WRITTEN INSTRUCTION: Look through the entries below and report how many lines hold the string "Well". Only the number is wanted.

DATASET RECORDS:
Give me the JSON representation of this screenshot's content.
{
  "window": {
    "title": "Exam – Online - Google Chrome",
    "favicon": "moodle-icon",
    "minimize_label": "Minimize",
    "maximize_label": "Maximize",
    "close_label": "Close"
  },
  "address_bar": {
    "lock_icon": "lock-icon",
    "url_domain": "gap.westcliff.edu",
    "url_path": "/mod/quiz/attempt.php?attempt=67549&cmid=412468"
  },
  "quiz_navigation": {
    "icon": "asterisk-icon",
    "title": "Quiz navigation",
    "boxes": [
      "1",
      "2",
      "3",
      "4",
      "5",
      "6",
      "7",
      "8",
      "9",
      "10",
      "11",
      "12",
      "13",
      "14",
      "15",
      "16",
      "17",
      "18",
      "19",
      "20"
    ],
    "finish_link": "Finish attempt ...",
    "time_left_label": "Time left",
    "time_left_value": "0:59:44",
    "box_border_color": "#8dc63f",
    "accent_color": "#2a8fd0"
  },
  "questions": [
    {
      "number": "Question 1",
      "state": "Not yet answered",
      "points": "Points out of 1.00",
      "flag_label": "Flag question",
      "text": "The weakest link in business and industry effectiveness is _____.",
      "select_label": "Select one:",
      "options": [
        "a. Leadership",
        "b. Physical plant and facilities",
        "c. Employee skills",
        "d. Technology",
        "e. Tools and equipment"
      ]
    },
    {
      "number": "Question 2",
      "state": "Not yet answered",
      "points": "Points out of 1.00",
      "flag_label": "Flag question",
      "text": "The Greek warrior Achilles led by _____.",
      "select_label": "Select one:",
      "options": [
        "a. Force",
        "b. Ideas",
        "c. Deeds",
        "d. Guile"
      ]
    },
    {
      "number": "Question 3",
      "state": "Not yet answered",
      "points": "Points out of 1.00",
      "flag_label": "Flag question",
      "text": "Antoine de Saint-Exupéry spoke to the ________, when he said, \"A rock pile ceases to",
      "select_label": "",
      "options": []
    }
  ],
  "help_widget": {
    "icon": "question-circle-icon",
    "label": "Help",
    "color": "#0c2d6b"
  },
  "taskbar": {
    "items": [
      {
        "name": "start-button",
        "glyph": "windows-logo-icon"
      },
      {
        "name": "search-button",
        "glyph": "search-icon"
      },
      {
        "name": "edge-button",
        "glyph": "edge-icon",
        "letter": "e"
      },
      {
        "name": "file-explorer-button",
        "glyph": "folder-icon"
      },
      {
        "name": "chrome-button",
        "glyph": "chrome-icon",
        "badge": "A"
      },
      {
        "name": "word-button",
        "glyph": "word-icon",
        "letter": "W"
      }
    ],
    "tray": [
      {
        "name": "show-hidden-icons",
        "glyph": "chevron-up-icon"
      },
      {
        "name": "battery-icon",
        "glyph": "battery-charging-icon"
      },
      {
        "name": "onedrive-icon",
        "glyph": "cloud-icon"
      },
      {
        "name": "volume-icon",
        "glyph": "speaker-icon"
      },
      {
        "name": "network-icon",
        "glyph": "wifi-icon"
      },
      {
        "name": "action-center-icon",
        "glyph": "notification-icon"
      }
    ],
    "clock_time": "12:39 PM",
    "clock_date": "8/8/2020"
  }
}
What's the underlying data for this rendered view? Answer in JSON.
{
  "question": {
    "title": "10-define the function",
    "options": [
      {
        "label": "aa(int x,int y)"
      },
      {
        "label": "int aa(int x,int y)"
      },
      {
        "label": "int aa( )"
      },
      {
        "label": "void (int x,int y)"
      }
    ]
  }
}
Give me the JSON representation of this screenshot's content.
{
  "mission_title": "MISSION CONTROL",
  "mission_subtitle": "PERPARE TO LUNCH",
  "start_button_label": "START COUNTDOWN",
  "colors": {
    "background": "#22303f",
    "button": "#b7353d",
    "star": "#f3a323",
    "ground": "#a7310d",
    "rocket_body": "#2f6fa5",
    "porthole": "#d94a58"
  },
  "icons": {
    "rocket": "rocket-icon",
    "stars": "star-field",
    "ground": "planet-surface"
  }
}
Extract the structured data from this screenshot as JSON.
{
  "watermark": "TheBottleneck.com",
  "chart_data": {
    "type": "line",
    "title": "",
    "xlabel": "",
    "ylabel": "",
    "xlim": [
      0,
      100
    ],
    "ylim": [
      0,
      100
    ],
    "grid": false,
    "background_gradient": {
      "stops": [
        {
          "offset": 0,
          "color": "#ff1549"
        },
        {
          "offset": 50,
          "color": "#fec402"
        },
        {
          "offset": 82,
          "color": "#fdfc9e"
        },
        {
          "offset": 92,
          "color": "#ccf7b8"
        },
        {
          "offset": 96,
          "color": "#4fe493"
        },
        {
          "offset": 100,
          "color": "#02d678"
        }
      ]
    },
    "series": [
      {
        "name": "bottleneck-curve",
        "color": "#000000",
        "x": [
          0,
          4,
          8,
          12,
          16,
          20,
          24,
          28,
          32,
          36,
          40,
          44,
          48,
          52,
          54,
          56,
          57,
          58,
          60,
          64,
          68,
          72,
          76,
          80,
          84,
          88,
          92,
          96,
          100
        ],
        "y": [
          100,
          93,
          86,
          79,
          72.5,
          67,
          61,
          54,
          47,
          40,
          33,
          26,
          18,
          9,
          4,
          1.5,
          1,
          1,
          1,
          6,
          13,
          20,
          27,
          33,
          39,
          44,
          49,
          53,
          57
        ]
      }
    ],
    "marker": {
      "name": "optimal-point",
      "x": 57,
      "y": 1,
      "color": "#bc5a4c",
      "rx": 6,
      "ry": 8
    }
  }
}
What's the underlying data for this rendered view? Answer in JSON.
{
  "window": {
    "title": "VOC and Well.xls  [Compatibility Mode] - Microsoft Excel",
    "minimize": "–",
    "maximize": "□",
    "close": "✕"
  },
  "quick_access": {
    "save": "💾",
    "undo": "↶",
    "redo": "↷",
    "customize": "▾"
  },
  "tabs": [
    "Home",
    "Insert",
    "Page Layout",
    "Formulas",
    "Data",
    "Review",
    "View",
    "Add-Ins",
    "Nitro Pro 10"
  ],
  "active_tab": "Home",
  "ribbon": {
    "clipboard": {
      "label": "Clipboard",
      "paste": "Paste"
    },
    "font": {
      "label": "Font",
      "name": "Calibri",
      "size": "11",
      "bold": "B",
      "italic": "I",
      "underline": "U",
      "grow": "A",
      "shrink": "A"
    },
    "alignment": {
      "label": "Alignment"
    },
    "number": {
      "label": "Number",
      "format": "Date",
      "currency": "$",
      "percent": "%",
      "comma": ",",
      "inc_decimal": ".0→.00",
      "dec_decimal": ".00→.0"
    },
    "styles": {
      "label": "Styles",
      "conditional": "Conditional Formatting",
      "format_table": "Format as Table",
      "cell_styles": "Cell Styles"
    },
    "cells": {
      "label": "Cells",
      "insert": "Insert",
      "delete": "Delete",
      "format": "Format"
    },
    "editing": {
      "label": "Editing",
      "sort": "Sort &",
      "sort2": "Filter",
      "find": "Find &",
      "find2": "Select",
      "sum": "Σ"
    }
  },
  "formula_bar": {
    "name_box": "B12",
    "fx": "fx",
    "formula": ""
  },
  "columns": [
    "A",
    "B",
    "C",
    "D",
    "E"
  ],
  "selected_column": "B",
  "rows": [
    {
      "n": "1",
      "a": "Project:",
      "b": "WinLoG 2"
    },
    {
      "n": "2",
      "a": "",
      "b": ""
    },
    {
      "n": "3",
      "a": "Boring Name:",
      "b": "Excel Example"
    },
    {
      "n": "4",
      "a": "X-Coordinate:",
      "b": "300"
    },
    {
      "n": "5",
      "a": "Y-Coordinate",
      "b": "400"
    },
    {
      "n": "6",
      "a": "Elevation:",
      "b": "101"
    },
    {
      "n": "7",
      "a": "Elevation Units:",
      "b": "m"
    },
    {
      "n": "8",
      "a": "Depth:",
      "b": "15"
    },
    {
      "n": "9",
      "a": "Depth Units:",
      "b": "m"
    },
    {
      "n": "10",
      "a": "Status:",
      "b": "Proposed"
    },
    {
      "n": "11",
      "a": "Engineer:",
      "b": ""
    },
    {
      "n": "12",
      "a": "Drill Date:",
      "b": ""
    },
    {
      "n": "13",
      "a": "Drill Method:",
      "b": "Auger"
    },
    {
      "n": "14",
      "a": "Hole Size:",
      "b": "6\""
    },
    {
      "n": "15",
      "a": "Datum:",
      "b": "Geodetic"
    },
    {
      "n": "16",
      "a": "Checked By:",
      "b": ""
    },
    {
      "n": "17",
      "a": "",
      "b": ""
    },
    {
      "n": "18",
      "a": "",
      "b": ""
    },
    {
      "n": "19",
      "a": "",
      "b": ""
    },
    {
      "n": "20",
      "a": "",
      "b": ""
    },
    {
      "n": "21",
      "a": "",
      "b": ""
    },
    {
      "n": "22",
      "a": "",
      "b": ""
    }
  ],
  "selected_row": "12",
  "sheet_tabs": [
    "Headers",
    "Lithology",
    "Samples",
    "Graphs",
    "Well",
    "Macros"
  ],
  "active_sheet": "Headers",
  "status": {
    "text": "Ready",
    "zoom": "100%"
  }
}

SOLUTION FOR THIS EXERCISE: 2